PROBLEM DESCRIPTION - Exactly reproduce the lines that follow.
--- START DATA SUPPLIED ---
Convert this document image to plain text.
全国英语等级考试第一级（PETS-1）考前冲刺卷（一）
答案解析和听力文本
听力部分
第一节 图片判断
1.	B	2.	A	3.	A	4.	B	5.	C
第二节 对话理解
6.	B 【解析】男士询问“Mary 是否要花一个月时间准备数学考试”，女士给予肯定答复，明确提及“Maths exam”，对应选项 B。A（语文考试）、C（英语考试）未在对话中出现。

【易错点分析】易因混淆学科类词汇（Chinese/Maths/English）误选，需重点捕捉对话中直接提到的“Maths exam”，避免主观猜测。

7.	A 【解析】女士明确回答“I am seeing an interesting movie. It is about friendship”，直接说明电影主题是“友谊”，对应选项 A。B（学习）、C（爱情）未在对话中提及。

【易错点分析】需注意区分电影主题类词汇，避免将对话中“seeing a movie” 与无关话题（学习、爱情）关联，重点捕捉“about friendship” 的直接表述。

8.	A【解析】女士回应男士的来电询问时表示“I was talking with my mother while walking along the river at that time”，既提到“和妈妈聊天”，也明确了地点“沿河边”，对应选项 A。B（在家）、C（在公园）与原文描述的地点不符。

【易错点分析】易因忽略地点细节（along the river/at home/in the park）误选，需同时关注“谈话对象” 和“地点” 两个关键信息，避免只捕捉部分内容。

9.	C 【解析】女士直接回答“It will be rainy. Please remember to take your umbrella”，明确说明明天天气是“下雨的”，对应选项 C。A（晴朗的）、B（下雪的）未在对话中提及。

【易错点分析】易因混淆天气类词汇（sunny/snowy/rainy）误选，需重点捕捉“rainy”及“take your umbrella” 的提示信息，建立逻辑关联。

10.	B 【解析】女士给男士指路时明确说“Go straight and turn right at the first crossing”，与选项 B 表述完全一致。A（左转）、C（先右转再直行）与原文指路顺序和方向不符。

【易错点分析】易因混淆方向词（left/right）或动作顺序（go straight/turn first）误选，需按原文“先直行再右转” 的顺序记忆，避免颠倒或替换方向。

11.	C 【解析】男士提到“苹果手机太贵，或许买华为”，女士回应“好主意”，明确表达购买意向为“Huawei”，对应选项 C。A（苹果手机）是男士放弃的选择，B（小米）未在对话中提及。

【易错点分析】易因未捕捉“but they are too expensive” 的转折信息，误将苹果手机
--- END DATA SUPPLIED ---
OUTPUT FOR THIS TASK -
Convert this document image to plain text.
全国英语等级考试第一级（PETS-1）考前冲刺卷（一）
答案解析和听力文本
听力部分
第一节 图片判断
1.	B	2.	A	3.	A	4.	B	5.	C
第二节 对话理解
6.	B 【解析】男士询问“Mary 是否要花一个月时间准备数学考试”，女士给予肯定答复，明确提及“Maths exam”，对应选项 B。A（语文考试）、C（英语考试）未在对话中出现。

【易错点分析】易因混淆学科类词汇（Chinese/Maths/English）误选，需重点捕捉对话中直接提到的“Maths exam”，避免主观猜测。

7.	A 【解析】女士明确回答“I am seeing an interesting movie. It is about friendship”，直接说明电影主题是“友谊”，对应选项 A。B（学习）、C（爱情）未在对话中提及。

【易错点分析】需注意区分电影主题类词汇，避免将对话中“seeing a movie” 与无关话题（学习、爱情）关联，重点捕捉“about friendship” 的直接表述。

8.	A【解析】女士回应男士的来电询问时表示“I was talking with my mother while walking along the river at that time”，既提到“和妈妈聊天”，也明确了地点“沿河边”，对应选项 A。B（在家）、C（在公园）与原文描述的地点不符。

【易错点分析】易因忽略地点细节（along the river/at home/in the park）误选，需同时关注“谈话对象” 和“地点” 两个关键信息，避免只捕捉部分内容。

9.	C 【解析】女士直接回答“It will be rainy. Please remember to take your umbrella”，明确说明明天天气是“下雨的”，对应选项 C。A（晴朗的）、B（下雪的）未在对话中提及。

【易错点分析】易因混淆天气类词汇（sunny/snowy/rainy）误选，需重点捕捉“rainy”及“take your umbrella” 的提示信息，建立逻辑关联。

10.	B 【解析】女士给男士指路时明确说“Go straight and turn right at the first crossing”，与选项 B 表述完全一致。A（左转）、C（先右转再直行）与原文指路顺序和方向不符。

【易错点分析】易因混淆方向词（left/right）或动作顺序（go straight/turn first）误选，需按原文“先直行再右转” 的顺序记忆，避免颠倒或替换方向。

11.	C 【解析】男士提到“苹果手机太贵，或许买华为”，女士回应“好主意”，明确表达购买意向为“Huawei”，对应选项 C。A（苹果手机）是男士放弃的选择，B（小米）未在对话中提及。

【易错点分析】易因未捕捉“but they are too expensive” 的转折信息，误将苹果手机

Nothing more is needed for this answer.